- **WHAT YOU NEED TO DO**: Go through the records underneath and count the lines that include the string "content". Give nothing but the number.

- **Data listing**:
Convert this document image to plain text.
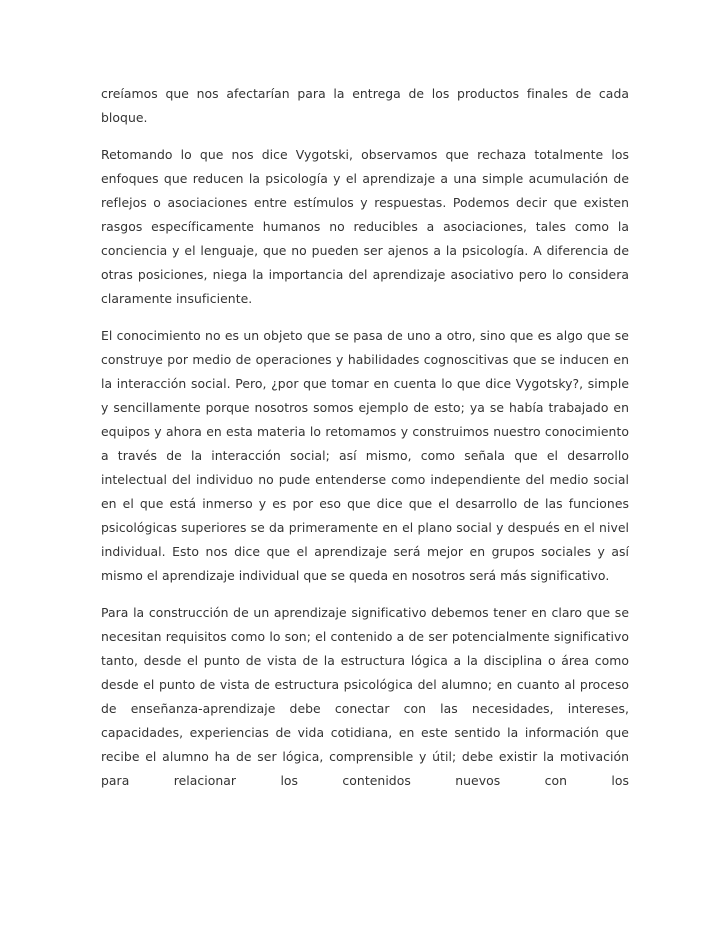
creíamos que nos afectarían para la entrega de los productos finales de cada bloque.

Retomando lo que nos dice Vygotski, observamos que rechaza totalmente los enfoques que reducen la psicología y el aprendizaje a una simple acumulación de reflejos o asociaciones entre estímulos y respuestas. Podemos decir que existen rasgos específicamente humanos no reducibles a asociaciones, tales como la conciencia y el lenguaje, que no pueden ser ajenos a la psicología. A diferencia de otras posiciones, niega la importancia del aprendizaje asociativo pero lo considera claramente insuficiente.

El conocimiento no es un objeto que se pasa de uno a otro, sino que es algo que se construye por medio de operaciones y habilidades cognoscitivas que se inducen en la interacción social. Pero, ¿por que tomar en cuenta lo que dice Vygotsky?, simple y sencillamente porque nosotros somos ejemplo de esto; ya se había trabajado en equipos y ahora en esta materia lo retomamos y construimos nuestro conocimiento a través de la interacción social; así mismo, como señala que el desarrollo intelectual del individuo no pude entenderse como independiente del medio social en el que está inmerso y es por eso que dice que el desarrollo de las funciones psicológicas superiores se da primeramente en el plano social y después en el nivel individual. Esto nos dice que el aprendizaje será mejor en grupos sociales y así mismo el aprendizaje individual que se queda en nosotros será más significativo.

Para la construcción de un aprendizaje significativo debemos tener en claro que se necesitan requisitos como lo son; el contenido a de ser potencialmente significativo tanto, desde el punto de vista de la estructura lógica a la disciplina o área como desde el punto de vista de estructura psicológica del alumno; en cuanto al proceso de enseñanza-aprendizaje debe conectar con las necesidades, intereses, capacidades, experiencias de vida cotidiana, en este sentido la información que recibe el alumno ha de ser lógica, comprensible y útil; debe existir la motivación para relacionar los contenidos nuevos con los
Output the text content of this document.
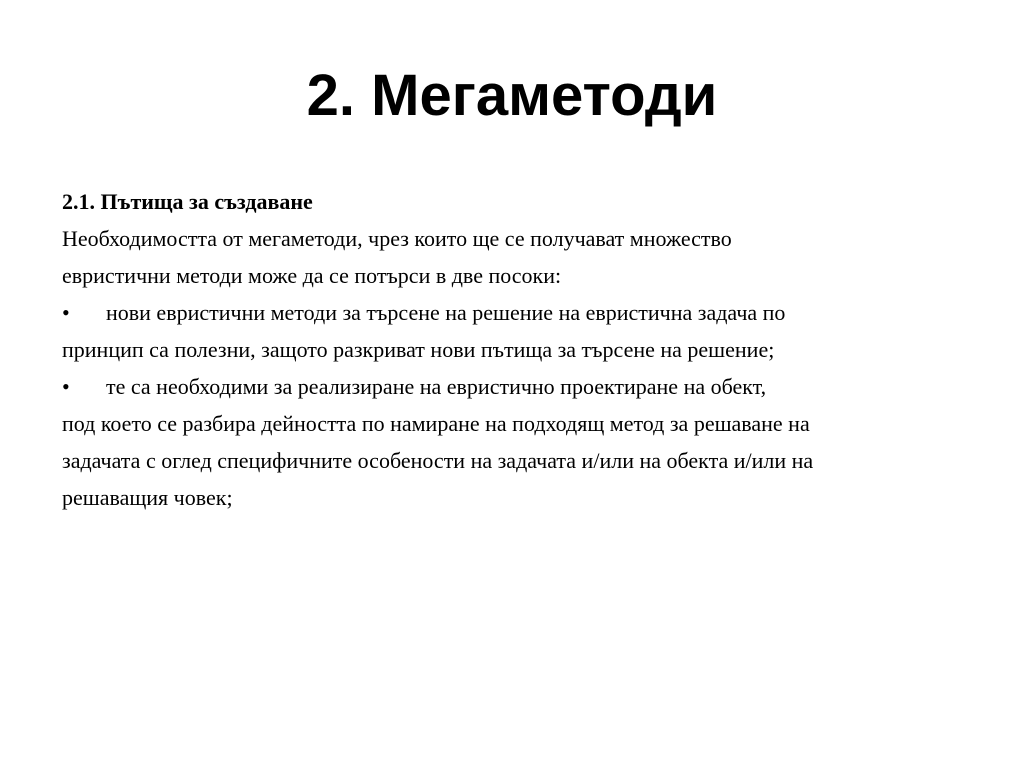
2. Мегаметоди
2.1. Пътища за създаване
Необходимостта от мегаметоди, чрез които ще се получават множество
евристични методи може да се потърси в две посоки:
• нови евристични методи за търсене на решение на евристична задача по
принцип са полезни, защото разкриват нови пътища за търсене на решение;
• те са необходими за реализиране на евристично проектиране на обект,
под което се разбира дейността по намиране на подходящ метод за решаване на
задачата с оглед специфичните особености на задачата и/или на обекта и/или на
решаващия човек;
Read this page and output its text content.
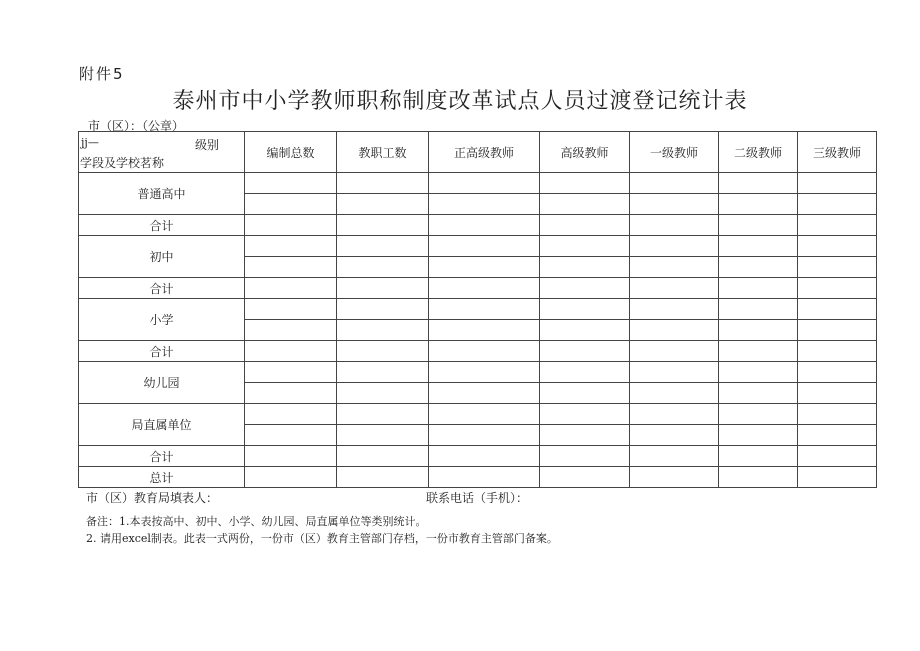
附件5
泰州市中小学教师职称制度改革试点人员过渡登记统计表
市（区）：（公章）
jj— 级别
学段及学校茗称	编制总数	教职工数	正高级教师	高级教师	一级教师	二级教师	三级教师
普通高中							

合计							
初中							

合计							
小学							

合计							
幼儿园							

局直属单位							

合计							
总计							
市（区）教育局填表人：	联系电话（手机）：
备注：1.本表按高中、初中、小学、幼儿园、局直属单位等类别统计。
2. 请用excel制表。此表一式两份，一份市（区）教育主管部门存档，一份市教育主管部门备案。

- **TASK RESPONSE**: 2